--- BEGIN Recorded data ---

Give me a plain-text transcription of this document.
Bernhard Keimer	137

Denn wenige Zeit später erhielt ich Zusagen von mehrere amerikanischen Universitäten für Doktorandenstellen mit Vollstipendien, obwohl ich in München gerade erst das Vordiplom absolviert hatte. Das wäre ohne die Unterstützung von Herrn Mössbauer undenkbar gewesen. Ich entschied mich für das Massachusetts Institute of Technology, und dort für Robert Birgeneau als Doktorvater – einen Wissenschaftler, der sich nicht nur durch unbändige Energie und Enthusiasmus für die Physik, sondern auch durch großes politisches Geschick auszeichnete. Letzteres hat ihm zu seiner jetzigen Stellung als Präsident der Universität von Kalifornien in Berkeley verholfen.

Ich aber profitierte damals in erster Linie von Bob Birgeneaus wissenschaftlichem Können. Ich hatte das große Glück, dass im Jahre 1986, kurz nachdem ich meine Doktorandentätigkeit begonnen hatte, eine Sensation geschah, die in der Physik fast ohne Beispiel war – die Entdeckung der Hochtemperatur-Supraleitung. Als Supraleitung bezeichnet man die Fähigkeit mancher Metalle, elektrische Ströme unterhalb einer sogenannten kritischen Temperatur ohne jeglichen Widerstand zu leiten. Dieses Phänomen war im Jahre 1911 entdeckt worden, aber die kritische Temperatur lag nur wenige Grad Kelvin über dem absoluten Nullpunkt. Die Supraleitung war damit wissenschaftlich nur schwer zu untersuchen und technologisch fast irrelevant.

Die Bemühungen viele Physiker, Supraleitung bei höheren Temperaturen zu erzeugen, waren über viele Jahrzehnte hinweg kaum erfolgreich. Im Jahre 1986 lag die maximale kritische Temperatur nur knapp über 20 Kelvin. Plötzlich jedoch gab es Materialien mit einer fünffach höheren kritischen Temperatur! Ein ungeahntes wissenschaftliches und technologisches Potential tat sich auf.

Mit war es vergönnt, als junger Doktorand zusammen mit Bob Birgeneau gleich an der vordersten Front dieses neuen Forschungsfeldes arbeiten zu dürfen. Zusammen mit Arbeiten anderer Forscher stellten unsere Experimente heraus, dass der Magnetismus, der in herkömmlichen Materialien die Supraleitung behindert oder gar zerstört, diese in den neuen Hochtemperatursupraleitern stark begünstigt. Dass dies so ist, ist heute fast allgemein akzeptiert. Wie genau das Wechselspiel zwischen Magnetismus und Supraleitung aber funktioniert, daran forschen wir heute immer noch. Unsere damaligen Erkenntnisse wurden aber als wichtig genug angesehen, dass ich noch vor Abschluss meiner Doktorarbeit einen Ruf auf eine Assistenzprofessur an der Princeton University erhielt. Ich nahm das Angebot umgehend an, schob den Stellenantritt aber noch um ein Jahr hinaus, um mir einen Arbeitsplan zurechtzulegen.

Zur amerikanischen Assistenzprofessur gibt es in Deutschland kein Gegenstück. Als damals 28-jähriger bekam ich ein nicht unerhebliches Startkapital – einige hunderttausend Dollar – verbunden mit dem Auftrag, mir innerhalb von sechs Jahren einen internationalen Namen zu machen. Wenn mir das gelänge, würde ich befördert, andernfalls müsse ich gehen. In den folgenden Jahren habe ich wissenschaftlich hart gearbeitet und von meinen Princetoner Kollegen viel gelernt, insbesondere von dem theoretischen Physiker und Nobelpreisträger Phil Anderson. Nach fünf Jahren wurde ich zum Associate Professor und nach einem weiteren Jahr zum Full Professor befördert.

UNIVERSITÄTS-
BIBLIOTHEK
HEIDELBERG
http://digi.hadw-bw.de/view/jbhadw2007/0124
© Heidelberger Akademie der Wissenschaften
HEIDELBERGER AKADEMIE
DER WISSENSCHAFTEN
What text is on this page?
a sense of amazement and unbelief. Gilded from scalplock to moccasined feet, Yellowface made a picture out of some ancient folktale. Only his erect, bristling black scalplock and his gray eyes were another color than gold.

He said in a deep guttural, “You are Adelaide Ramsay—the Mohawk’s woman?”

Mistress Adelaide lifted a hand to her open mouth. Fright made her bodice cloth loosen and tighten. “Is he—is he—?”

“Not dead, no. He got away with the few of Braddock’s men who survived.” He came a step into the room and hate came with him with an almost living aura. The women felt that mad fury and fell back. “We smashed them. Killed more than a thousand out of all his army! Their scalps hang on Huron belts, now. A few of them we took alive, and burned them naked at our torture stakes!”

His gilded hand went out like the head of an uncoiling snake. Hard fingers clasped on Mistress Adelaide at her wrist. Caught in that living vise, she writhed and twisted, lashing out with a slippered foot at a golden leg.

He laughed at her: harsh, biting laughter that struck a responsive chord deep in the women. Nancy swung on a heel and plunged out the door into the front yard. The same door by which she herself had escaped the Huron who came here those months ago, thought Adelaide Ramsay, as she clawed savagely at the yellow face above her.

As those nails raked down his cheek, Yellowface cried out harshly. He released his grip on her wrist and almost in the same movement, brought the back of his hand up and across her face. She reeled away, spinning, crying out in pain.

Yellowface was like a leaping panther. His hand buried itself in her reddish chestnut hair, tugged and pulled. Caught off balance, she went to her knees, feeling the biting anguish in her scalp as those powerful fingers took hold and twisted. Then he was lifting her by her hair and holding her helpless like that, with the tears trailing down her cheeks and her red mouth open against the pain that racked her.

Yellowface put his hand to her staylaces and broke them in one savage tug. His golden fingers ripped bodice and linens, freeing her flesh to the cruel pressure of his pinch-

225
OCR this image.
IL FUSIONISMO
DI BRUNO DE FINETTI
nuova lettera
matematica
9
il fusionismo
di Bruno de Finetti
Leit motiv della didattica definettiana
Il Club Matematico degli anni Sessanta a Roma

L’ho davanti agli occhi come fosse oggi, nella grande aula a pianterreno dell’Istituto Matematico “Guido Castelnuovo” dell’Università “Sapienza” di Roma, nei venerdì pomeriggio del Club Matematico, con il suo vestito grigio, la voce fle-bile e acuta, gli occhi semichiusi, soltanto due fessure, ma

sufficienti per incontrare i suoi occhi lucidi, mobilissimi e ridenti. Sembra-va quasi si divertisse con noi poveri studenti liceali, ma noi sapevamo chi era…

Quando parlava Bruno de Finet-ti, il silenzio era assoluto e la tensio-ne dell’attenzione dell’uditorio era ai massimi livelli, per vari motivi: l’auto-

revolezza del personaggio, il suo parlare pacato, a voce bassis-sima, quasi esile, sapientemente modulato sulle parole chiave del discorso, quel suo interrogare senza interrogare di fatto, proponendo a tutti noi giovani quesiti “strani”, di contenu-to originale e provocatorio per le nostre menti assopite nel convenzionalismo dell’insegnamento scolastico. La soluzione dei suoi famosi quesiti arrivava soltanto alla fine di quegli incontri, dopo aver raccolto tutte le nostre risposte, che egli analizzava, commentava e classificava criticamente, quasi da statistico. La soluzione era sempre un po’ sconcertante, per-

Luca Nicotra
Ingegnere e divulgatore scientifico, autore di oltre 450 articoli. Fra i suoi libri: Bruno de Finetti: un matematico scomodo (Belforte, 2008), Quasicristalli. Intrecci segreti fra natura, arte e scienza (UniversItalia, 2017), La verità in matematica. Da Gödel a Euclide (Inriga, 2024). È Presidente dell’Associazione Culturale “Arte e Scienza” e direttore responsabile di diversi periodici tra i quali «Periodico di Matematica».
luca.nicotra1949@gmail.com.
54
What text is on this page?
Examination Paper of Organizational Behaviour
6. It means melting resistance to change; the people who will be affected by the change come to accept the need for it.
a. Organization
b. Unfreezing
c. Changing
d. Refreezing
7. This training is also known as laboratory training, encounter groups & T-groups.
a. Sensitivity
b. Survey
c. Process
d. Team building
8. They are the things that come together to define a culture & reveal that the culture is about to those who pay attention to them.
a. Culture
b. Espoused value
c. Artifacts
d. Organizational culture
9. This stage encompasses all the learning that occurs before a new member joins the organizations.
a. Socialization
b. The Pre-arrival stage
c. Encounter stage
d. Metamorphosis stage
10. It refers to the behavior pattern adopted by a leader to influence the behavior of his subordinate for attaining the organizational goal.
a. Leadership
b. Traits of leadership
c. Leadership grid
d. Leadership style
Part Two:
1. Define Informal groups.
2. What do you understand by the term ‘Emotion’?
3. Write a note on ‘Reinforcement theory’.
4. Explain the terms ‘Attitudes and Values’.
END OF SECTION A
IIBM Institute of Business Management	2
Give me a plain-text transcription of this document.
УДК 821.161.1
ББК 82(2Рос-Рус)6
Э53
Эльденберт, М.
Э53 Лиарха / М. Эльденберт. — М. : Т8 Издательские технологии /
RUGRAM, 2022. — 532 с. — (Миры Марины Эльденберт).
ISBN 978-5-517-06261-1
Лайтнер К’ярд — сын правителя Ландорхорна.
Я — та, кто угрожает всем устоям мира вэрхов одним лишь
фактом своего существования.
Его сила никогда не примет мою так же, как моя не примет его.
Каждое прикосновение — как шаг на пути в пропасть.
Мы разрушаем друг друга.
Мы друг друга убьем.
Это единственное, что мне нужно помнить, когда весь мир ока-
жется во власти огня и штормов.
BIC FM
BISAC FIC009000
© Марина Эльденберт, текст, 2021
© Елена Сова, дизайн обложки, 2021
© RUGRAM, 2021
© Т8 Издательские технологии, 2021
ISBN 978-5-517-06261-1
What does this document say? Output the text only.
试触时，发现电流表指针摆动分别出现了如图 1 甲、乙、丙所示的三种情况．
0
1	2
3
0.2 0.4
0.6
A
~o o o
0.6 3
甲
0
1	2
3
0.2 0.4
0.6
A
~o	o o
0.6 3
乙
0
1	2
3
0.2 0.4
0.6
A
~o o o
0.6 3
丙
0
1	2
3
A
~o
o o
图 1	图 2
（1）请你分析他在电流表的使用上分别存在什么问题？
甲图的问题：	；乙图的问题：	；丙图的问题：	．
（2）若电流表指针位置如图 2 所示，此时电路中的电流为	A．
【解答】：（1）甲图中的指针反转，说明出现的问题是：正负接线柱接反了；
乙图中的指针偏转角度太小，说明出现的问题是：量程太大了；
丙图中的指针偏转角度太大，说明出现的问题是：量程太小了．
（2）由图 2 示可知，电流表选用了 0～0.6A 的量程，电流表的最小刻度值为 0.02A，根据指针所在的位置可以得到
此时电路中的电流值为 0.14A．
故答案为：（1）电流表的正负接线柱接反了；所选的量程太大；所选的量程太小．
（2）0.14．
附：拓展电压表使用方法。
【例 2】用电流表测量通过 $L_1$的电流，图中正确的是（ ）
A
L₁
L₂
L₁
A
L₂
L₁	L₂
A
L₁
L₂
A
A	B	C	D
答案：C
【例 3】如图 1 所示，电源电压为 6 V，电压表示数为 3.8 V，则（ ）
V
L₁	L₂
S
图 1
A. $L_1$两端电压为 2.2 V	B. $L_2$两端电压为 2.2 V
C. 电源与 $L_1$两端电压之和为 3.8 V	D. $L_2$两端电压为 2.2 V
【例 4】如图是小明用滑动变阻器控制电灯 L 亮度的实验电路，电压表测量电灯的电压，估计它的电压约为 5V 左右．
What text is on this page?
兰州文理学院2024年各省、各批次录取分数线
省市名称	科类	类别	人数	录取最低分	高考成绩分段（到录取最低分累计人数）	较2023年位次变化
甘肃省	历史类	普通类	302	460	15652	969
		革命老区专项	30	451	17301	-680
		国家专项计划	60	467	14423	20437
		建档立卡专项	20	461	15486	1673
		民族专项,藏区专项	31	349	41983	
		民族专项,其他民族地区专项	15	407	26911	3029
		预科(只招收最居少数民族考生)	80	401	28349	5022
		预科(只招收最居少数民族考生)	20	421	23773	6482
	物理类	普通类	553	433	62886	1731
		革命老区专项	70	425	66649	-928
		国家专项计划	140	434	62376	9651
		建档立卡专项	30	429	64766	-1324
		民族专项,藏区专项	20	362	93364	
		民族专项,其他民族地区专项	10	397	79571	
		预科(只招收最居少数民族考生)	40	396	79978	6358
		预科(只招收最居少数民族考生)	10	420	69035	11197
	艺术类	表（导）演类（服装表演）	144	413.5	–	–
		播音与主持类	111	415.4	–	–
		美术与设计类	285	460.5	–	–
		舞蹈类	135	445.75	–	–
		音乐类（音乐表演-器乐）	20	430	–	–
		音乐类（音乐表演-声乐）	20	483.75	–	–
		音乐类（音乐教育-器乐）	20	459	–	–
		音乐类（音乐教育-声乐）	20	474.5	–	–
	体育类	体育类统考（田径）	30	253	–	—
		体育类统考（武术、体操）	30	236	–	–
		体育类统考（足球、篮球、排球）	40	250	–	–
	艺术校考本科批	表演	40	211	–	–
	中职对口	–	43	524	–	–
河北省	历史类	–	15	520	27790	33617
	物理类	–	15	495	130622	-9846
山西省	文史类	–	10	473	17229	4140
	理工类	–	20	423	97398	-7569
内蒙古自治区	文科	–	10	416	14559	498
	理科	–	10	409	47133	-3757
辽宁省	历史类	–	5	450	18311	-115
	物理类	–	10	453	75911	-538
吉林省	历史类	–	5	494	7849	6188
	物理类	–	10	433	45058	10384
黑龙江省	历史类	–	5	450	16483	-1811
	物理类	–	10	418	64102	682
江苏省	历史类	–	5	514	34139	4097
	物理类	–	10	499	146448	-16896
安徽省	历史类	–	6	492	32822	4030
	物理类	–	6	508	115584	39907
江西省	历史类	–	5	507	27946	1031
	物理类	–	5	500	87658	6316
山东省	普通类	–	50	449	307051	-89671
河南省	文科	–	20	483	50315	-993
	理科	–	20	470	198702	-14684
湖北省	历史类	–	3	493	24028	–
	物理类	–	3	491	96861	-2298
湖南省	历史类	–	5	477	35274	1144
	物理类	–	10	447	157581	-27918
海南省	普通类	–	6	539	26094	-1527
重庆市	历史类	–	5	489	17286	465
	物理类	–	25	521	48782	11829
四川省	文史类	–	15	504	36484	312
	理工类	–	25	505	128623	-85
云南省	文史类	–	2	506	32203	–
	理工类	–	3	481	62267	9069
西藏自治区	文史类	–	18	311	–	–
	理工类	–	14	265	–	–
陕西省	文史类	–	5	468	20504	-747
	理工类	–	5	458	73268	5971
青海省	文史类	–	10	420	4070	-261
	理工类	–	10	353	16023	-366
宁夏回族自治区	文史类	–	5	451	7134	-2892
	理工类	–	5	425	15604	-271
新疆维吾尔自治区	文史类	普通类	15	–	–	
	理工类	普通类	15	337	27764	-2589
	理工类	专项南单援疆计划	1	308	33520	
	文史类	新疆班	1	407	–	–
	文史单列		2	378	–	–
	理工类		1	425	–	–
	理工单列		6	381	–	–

--- END Recorded data ---

For the data above, state only how many lines include the word "women".

2